─── Entries supplied ───

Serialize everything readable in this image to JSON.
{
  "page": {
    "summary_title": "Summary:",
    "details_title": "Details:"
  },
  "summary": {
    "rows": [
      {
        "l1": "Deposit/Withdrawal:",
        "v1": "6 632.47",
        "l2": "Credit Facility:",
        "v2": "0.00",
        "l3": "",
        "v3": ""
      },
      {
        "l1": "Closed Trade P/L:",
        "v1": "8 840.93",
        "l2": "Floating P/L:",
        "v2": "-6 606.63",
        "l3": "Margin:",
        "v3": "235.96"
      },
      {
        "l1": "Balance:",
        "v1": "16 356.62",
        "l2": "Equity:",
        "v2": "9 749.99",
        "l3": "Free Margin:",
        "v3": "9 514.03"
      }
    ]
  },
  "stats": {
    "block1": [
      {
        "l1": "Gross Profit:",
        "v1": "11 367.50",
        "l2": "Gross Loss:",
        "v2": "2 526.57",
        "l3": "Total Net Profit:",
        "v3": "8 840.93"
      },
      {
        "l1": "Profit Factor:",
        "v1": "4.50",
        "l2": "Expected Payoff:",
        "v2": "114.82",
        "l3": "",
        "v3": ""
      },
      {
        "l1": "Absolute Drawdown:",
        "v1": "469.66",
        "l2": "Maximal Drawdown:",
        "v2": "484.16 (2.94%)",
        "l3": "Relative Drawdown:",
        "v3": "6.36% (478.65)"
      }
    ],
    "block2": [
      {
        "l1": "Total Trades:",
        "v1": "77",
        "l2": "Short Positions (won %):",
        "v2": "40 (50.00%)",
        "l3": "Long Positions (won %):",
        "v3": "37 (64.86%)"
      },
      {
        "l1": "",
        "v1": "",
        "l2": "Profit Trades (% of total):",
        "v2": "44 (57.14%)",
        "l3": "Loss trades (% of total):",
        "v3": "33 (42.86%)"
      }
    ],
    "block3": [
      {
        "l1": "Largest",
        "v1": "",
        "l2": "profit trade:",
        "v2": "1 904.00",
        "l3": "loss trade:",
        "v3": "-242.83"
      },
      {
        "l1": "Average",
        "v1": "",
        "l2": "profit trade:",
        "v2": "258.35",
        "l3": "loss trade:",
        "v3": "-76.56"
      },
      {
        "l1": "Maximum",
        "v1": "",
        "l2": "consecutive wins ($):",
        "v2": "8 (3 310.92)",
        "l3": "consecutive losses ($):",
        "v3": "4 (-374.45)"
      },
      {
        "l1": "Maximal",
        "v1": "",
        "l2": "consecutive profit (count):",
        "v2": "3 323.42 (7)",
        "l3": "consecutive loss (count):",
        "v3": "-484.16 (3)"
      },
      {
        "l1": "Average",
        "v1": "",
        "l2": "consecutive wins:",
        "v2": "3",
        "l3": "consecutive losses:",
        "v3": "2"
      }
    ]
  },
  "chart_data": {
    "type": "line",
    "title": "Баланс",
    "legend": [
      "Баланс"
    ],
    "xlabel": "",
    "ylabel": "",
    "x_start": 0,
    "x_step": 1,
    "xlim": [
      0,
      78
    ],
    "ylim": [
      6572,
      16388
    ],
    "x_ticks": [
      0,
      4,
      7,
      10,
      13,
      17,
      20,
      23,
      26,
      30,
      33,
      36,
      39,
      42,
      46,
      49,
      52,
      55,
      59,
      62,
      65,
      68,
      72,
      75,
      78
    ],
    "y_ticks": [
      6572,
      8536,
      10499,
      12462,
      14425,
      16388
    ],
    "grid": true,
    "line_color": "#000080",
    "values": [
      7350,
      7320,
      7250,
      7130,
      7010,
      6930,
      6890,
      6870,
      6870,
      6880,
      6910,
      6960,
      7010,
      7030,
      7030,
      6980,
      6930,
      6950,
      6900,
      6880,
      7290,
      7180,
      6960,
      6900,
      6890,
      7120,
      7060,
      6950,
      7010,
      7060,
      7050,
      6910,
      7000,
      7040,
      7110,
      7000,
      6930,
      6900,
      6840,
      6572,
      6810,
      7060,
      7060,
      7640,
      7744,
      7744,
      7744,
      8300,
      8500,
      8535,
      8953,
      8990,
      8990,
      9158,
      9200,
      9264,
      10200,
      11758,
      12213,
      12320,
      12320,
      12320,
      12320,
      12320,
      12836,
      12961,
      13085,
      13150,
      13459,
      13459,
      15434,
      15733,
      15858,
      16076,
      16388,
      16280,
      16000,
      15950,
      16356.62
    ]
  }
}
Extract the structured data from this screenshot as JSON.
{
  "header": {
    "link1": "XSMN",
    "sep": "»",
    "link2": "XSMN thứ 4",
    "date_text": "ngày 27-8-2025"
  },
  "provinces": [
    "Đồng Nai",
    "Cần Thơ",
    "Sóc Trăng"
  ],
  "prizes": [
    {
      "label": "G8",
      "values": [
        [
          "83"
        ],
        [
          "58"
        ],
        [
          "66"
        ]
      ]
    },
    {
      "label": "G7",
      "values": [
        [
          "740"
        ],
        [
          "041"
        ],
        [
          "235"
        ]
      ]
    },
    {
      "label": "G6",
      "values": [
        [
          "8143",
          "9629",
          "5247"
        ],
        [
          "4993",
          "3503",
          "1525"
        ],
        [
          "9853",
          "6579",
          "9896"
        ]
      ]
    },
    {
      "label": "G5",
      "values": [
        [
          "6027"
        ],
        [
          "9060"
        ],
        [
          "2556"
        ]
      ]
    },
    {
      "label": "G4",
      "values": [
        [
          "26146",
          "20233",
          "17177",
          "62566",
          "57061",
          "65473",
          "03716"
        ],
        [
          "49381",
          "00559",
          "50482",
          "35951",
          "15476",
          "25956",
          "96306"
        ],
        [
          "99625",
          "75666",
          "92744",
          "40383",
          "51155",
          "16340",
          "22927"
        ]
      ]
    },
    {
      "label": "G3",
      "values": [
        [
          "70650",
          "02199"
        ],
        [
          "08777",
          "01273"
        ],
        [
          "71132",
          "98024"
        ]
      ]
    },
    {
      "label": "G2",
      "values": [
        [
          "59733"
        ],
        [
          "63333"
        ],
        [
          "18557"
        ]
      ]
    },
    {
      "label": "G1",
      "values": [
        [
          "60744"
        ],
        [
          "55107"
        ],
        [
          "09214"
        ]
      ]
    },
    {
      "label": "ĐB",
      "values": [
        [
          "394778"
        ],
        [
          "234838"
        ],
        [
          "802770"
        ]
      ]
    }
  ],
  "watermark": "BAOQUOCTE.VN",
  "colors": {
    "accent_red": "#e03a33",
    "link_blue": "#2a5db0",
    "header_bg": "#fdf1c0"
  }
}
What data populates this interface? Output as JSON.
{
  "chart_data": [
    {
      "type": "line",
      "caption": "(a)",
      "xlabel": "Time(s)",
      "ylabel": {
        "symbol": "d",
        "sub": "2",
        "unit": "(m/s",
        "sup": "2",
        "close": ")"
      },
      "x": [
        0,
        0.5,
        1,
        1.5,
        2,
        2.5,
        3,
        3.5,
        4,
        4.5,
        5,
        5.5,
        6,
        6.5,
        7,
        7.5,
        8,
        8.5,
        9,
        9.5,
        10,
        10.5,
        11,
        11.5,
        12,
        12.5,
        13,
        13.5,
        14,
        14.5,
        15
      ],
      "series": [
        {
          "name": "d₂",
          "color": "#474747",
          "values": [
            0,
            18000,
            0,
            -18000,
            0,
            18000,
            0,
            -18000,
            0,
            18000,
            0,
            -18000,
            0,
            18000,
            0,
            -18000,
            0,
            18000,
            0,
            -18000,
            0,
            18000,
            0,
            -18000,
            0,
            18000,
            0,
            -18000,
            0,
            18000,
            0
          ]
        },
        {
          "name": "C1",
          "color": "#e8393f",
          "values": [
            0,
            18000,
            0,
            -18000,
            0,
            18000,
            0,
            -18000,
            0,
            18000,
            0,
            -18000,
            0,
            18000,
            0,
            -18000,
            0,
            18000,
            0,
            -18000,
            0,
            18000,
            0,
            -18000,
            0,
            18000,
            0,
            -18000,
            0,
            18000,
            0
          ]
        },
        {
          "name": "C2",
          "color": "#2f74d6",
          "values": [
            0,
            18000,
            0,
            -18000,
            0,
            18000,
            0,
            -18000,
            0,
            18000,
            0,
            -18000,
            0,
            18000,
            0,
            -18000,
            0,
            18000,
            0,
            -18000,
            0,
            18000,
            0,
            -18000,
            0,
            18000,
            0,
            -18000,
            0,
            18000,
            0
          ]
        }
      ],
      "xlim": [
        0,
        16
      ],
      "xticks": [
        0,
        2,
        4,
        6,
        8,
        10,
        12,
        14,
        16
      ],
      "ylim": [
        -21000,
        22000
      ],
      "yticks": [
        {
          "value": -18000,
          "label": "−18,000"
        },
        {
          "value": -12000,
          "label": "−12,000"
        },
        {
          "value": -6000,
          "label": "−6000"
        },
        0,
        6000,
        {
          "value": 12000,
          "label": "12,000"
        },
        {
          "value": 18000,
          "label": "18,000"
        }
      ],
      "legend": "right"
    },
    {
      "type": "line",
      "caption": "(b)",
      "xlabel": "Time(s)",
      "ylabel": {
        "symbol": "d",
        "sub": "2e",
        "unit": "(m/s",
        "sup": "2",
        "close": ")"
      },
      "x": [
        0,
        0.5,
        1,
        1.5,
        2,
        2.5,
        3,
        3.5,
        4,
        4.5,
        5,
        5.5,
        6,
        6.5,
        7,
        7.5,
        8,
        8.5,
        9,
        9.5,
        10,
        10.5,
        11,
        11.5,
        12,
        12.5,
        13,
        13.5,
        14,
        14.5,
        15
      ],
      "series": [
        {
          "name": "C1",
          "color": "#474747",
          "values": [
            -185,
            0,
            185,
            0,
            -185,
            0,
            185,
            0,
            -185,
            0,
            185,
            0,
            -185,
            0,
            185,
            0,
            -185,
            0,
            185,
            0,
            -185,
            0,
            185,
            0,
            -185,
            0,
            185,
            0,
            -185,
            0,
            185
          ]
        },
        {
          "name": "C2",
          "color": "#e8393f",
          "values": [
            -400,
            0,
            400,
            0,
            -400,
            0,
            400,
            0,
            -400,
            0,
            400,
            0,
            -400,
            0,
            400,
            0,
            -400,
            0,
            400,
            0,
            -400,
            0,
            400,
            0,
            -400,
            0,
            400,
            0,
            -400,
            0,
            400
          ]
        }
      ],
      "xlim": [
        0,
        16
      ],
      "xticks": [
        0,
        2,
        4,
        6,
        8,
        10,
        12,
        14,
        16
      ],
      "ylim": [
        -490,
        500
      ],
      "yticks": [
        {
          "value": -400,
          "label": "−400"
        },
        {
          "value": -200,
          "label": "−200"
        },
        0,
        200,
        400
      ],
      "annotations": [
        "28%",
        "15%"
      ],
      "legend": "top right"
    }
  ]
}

───

> **What you need to do**
Among the lines of the data above, determine how many contain the word "legend". Report the number alone.

> **Correct output**
3